**EXERCISE BRIEF**:
Recast every line of the data below as a numbered list, omitting any blank lines.

**SOURCE MATERIAL**:
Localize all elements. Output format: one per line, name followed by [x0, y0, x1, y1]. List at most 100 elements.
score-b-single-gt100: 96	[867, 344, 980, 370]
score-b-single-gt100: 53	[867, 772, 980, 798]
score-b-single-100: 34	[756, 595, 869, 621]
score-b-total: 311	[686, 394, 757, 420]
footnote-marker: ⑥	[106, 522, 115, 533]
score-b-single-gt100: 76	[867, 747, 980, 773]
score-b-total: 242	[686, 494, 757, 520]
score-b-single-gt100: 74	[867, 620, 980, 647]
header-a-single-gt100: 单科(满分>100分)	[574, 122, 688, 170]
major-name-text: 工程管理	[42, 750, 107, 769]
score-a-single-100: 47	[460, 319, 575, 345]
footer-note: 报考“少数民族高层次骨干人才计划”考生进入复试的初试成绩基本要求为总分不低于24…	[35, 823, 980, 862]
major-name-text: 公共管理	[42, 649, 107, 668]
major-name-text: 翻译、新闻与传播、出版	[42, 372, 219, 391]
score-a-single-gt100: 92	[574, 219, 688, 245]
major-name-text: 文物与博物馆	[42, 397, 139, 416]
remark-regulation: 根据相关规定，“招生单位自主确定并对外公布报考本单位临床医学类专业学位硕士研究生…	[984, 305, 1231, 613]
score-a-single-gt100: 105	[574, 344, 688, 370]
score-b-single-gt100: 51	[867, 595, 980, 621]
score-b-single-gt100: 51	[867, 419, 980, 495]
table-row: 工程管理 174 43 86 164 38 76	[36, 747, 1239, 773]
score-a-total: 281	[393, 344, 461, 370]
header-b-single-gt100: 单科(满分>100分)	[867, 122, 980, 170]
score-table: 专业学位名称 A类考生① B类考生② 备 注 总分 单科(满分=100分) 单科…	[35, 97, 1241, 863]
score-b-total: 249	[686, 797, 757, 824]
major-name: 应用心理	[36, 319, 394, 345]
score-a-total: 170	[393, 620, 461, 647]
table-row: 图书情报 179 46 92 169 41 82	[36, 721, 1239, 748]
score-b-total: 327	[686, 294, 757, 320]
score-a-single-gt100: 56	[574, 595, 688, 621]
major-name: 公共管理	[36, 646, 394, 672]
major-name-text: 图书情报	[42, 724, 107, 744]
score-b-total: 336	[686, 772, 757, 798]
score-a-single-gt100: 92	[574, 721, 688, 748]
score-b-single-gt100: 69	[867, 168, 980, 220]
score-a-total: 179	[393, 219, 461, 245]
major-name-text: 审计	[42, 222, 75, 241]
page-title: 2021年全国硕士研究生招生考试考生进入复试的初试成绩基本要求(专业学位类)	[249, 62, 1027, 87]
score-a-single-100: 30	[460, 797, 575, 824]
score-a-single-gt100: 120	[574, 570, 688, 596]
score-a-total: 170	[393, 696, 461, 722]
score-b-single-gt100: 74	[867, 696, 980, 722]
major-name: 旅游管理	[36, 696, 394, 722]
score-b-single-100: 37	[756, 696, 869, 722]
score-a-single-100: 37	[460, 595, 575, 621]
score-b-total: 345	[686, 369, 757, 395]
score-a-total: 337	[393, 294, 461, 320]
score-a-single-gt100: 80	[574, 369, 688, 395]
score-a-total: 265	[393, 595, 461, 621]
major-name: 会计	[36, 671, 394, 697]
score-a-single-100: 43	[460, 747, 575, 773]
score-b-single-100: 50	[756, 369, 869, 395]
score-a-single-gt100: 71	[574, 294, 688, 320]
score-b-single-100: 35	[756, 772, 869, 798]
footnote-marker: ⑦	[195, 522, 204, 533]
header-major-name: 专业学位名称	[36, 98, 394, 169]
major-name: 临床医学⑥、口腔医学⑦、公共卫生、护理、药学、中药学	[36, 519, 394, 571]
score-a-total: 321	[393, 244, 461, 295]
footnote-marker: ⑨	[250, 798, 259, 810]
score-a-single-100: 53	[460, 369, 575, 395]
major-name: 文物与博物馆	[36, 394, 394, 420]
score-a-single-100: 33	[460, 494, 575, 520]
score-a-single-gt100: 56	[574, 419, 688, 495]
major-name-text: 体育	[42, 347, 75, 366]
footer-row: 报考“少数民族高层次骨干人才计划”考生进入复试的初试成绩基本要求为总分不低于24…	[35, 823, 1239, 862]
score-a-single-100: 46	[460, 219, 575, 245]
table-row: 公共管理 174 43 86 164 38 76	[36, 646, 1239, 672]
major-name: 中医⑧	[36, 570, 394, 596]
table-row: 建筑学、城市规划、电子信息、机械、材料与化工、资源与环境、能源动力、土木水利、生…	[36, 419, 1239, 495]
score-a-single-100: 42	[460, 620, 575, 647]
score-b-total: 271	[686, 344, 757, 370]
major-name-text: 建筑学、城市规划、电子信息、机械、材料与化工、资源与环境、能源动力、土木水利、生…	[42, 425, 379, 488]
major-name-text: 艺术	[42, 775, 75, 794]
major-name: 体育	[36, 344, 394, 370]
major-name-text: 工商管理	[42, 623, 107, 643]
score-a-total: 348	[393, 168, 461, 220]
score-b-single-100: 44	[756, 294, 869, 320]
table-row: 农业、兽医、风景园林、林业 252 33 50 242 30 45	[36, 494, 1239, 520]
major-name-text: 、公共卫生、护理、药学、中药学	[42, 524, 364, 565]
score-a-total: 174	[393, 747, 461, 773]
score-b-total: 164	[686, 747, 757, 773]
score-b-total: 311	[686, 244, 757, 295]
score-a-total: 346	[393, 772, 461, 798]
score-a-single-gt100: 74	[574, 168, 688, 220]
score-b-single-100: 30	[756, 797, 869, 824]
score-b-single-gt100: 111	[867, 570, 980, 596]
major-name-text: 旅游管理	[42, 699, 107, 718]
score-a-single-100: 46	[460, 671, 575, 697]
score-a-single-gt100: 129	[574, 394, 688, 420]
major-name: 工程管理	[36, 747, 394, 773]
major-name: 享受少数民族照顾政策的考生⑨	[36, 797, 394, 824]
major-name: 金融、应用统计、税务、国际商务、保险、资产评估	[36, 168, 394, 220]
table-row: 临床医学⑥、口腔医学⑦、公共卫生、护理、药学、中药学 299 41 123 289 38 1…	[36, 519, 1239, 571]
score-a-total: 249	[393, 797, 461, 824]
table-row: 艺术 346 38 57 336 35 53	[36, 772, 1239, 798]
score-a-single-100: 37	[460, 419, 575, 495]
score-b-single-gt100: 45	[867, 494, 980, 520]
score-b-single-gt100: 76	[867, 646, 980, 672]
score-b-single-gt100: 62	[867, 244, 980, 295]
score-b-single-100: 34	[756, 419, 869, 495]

**RESPONSE FOR THIS EXERCISE**:
1. Localize all elements. Output format: one per line, name followed by [x0, y0, x1, y1]. List at most 100 elements.
2. score-b-single-gt100: 96	[867, 344, 980, 370]
3. score-b-single-gt100: 53	[867, 772, 980, 798]
4. score-b-single-100: 34	[756, 595, 869, 621]
5. score-b-total: 311	[686, 394, 757, 420]
6. footnote-marker: ⑥	[106, 522, 115, 533]
7. score-b-single-gt100: 76	[867, 747, 980, 773]
8. score-b-total: 242	[686, 494, 757, 520]
9. score-b-single-gt100: 74	[867, 620, 980, 647]
10. header-a-single-gt100: 单科(满分>100分)	[574, 122, 688, 170]
11. major-name-text: 工程管理	[42, 750, 107, 769]
12. score-a-single-100: 47	[460, 319, 575, 345]
13. footer-note: 报考“少数民族高层次骨干人才计划”考生进入复试的初试成绩基本要求为总分不低于24…	[35, 823, 980, 862]
14. major-name-text: 公共管理	[42, 649, 107, 668]
15. major-name-text: 翻译、新闻与传播、出版	[42, 372, 219, 391]
16. score-a-single-gt100: 92	[574, 219, 688, 245]
17. major-name-text: 文物与博物馆	[42, 397, 139, 416]
18. remark-regulation: 根据相关规定，“招生单位自主确定并对外公布报考本单位临床医学类专业学位硕士研究生…	[984, 305, 1231, 613]
19. score-a-single-gt100: 105	[574, 344, 688, 370]
20. score-b-single-gt100: 51	[867, 595, 980, 621]
21. score-b-single-gt100: 51	[867, 419, 980, 495]
22. table-row: 工程管理 174 43 86 164 38 76	[36, 747, 1239, 773]
23. score-a-total: 281	[393, 344, 461, 370]
24. header-b-single-gt100: 单科(满分>100分)	[867, 122, 980, 170]
25. score-table: 专业学位名称 A类考生① B类考生② 备 注 总分 单科(满分=100分) 单科…	[35, 97, 1241, 863]
26. score-b-total: 249	[686, 797, 757, 824]
27. major-name: 应用心理	[36, 319, 394, 345]
28. score-a-total: 170	[393, 620, 461, 647]
29. table-row: 图书情报 179 46 92 169 41 82	[36, 721, 1239, 748]
30. score-b-total: 327	[686, 294, 757, 320]
31. score-a-single-gt100: 56	[574, 595, 688, 621]
32. major-name: 公共管理	[36, 646, 394, 672]
33. major-name-text: 图书情报	[42, 724, 107, 744]
34. score-b-total: 336	[686, 772, 757, 798]
35. score-a-single-gt100: 92	[574, 721, 688, 748]
36. score-b-single-gt100: 69	[867, 168, 980, 220]
37. score-a-total: 179	[393, 219, 461, 245]
38. major-name-text: 审计	[42, 222, 75, 241]
39. page-title: 2021年全国硕士研究生招生考试考生进入复试的初试成绩基本要求(专业学位类)	[249, 62, 1027, 87]
40. score-a-single-100: 30	[460, 797, 575, 824]
41. score-a-single-gt100: 120	[574, 570, 688, 596]
42. score-a-total: 170	[393, 696, 461, 722]
43. score-b-single-gt100: 74	[867, 696, 980, 722]
44. major-name: 旅游管理	[36, 696, 394, 722]
45. score-b-single-100: 37	[756, 696, 869, 722]
46. score-a-single-100: 37	[460, 595, 575, 621]
47. score-b-total: 345	[686, 369, 757, 395]
48. score-a-total: 337	[393, 294, 461, 320]
49. score-a-single-gt100: 80	[574, 369, 688, 395]
50. score-a-total: 265	[393, 595, 461, 621]
51. major-name: 会计	[36, 671, 394, 697]
52. score-a-single-100: 43	[460, 747, 575, 773]
53. score-b-single-100: 50	[756, 369, 869, 395]
54. score-a-single-gt100: 71	[574, 294, 688, 320]
55. score-b-single-100: 35	[756, 772, 869, 798]
56. footnote-marker: ⑦	[195, 522, 204, 533]
57. header-major-name: 专业学位名称	[36, 98, 394, 169]
58. major-name: 临床医学⑥、口腔医学⑦、公共卫生、护理、药学、中药学	[36, 519, 394, 571]
59. score-a-total: 321	[393, 244, 461, 295]
60. footnote-marker: ⑨	[250, 798, 259, 810]
61. score-a-single-100: 53	[460, 369, 575, 395]
62. major-name: 文物与博物馆	[36, 394, 394, 420]
63. score-a-single-100: 33	[460, 494, 575, 520]
64. score-a-single-gt100: 56	[574, 419, 688, 495]
65. major-name-text: 体育	[42, 347, 75, 366]
66. footer-row: 报考“少数民族高层次骨干人才计划”考生进入复试的初试成绩基本要求为总分不低于24…	[35, 823, 1239, 862]
67. score-a-single-100: 46	[460, 219, 575, 245]
68. table-row: 公共管理 174 43 86 164 38 76	[36, 646, 1239, 672]
69. major-name: 中医⑧	[36, 570, 394, 596]
70. table-row: 建筑学、城市规划、电子信息、机械、材料与化工、资源与环境、能源动力、土木水利、生…	[36, 419, 1239, 495]
71. score-a-single-100: 42	[460, 620, 575, 647]
72. score-b-total: 271	[686, 344, 757, 370]
73. major-name-text: 建筑学、城市规划、电子信息、机械、材料与化工、资源与环境、能源动力、土木水利、生…	[42, 425, 379, 488]
74. major-name-text: 艺术	[42, 775, 75, 794]
75. major-name: 体育	[36, 344, 394, 370]
76. major-name-text: 工商管理	[42, 623, 107, 643]
77. score-a-total: 348	[393, 168, 461, 220]
78. score-b-single-100: 44	[756, 294, 869, 320]
79. table-row: 农业、兽医、风景园林、林业 252 33 50 242 30 45	[36, 494, 1239, 520]
80. major-name-text: 、公共卫生、护理、药学、中药学	[42, 524, 364, 565]
81. score-a-total: 174	[393, 747, 461, 773]
82. score-b-total: 164	[686, 747, 757, 773]
83. score-b-total: 311	[686, 244, 757, 295]
84. score-a-total: 346	[393, 772, 461, 798]
85. score-a-single-gt100: 74	[574, 168, 688, 220]
86. score-b-single-100: 30	[756, 797, 869, 824]
87. score-b-single-gt100: 111	[867, 570, 980, 596]
88. major-name-text: 旅游管理	[42, 699, 107, 718]
89. score-a-single-100: 46	[460, 671, 575, 697]
90. score-a-single-gt100: 129	[574, 394, 688, 420]
91. major-name: 工程管理	[36, 747, 394, 773]
92. major-name: 享受少数民族照顾政策的考生⑨	[36, 797, 394, 824]
93. major-name: 金融、应用统计、税务、国际商务、保险、资产评估	[36, 168, 394, 220]
94. table-row: 临床医学⑥、口腔医学⑦、公共卫生、护理、药学、中药学 299 41 123 289 38 1…	[36, 519, 1239, 571]
95. score-a-total: 249	[393, 797, 461, 824]
96. table-row: 艺术 346 38 57 336 35 53	[36, 772, 1239, 798]
97. score-a-single-100: 37	[460, 419, 575, 495]
98. score-b-single-gt100: 45	[867, 494, 980, 520]
99. score-b-single-gt100: 76	[867, 646, 980, 672]
100. score-b-single-gt100: 62	[867, 244, 980, 295]
101. score-b-single-100: 34	[756, 419, 869, 495]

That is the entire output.